* What needs to be done *
For the records below, give the number of lines where the string "pathogenic" occurs. Include nothing else.

BEGIN

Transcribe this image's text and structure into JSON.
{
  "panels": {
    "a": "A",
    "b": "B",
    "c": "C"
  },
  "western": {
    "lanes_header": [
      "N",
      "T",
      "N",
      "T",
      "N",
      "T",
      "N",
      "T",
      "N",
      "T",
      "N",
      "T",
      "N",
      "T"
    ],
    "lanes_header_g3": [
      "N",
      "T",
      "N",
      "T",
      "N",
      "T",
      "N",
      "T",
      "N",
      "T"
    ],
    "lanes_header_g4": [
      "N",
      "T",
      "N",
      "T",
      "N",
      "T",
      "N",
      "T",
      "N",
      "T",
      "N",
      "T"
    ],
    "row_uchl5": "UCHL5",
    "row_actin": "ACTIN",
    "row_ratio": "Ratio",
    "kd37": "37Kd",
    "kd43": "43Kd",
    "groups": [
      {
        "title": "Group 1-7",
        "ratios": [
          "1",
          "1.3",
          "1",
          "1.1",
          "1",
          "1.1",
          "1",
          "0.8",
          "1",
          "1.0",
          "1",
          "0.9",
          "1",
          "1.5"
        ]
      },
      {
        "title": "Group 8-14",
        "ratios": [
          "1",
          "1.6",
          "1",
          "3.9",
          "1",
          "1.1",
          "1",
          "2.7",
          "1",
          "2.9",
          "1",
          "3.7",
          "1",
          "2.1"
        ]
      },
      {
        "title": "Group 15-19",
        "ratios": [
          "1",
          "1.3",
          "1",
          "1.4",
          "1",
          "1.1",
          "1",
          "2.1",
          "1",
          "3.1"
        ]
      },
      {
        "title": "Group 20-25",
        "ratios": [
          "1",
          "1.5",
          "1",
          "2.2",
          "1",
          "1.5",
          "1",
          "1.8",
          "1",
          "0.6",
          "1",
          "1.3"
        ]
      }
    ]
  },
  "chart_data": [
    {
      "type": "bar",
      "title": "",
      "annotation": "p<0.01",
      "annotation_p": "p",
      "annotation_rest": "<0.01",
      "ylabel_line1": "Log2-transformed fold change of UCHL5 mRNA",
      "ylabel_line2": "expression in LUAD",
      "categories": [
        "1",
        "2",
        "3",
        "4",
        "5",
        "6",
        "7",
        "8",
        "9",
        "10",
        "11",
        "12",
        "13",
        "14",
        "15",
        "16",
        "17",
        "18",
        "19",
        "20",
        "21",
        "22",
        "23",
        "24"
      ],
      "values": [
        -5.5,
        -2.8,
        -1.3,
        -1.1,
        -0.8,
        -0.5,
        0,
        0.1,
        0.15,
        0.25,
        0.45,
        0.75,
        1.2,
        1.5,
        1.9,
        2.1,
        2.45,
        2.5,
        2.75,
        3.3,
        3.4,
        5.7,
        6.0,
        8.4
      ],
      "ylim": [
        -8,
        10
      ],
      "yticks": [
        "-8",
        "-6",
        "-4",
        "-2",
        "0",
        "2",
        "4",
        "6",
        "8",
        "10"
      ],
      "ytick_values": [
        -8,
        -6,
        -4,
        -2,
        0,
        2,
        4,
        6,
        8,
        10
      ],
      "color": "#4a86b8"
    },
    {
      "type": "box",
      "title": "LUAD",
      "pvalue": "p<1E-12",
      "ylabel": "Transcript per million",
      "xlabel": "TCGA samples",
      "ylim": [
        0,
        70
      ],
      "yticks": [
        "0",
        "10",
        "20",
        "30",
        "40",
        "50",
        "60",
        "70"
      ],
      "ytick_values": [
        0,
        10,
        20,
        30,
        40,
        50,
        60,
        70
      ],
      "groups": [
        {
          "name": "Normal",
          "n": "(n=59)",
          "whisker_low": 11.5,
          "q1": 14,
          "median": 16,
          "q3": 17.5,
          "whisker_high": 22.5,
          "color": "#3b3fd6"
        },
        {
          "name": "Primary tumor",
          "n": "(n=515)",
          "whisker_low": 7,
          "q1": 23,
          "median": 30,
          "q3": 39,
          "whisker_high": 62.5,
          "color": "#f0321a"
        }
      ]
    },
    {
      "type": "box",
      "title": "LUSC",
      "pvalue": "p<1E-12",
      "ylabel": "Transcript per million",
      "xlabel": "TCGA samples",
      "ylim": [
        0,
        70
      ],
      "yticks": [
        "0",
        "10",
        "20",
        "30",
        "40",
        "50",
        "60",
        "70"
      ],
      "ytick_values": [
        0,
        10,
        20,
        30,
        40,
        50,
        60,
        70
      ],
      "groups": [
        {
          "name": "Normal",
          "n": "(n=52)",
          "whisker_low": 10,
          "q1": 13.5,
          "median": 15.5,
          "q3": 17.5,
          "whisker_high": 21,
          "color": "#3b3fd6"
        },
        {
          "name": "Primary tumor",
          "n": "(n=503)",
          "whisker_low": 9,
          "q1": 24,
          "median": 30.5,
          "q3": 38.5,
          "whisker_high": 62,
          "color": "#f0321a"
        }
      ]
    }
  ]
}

END
BEGIN

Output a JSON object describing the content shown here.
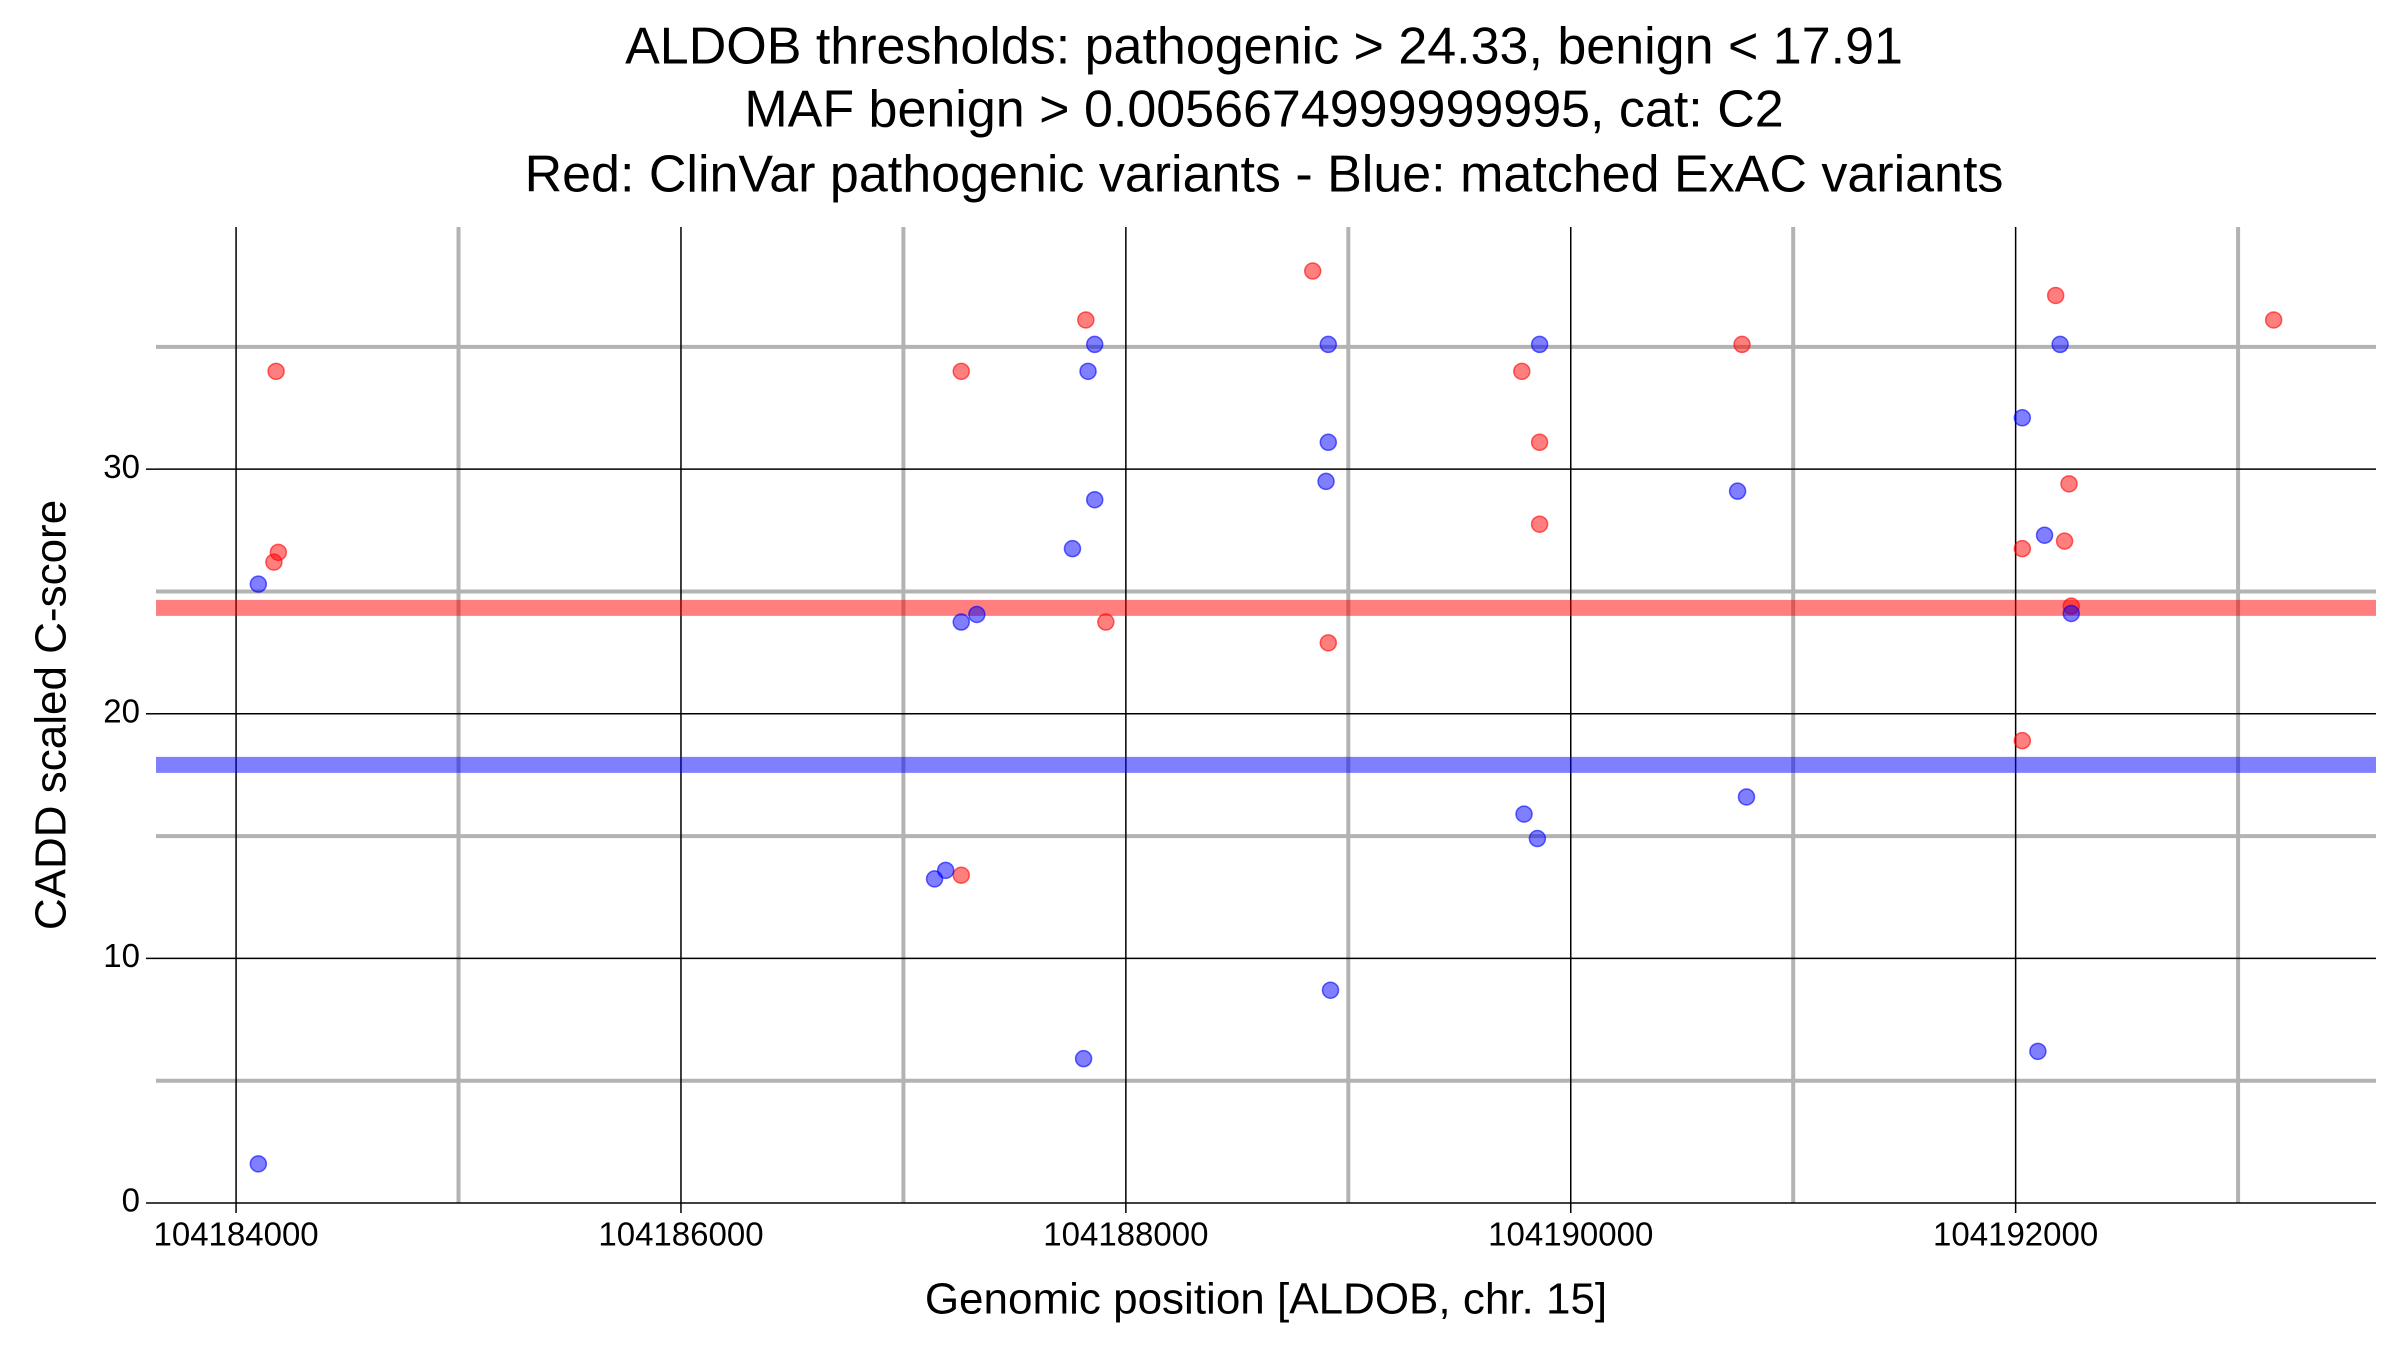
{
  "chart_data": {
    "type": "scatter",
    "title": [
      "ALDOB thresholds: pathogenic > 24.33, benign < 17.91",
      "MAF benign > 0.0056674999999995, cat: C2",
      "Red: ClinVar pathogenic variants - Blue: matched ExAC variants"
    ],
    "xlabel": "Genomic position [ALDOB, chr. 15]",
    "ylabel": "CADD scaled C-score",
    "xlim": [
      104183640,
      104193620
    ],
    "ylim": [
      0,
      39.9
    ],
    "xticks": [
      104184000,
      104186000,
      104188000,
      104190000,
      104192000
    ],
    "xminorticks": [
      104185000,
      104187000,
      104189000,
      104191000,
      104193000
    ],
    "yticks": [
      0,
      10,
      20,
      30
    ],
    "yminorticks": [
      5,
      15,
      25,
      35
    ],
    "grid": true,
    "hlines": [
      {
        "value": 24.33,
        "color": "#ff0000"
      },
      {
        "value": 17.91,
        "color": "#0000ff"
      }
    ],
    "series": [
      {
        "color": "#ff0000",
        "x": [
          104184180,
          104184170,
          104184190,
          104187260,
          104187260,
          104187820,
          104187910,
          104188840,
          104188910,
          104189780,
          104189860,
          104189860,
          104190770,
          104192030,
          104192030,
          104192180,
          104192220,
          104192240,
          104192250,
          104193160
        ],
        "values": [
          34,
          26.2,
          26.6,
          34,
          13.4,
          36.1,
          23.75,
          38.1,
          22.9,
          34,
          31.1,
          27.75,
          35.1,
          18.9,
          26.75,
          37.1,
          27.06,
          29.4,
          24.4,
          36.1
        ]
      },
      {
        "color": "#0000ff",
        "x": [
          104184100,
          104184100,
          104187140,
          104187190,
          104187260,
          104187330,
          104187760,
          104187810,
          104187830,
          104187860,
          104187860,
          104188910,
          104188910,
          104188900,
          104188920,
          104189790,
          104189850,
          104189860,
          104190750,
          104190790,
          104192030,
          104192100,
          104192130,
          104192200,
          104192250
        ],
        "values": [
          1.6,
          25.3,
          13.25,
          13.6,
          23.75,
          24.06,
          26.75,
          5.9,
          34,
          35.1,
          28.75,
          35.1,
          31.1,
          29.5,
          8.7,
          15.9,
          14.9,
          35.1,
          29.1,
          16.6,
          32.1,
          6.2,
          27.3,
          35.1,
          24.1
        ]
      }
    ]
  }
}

END

* Written answer *
2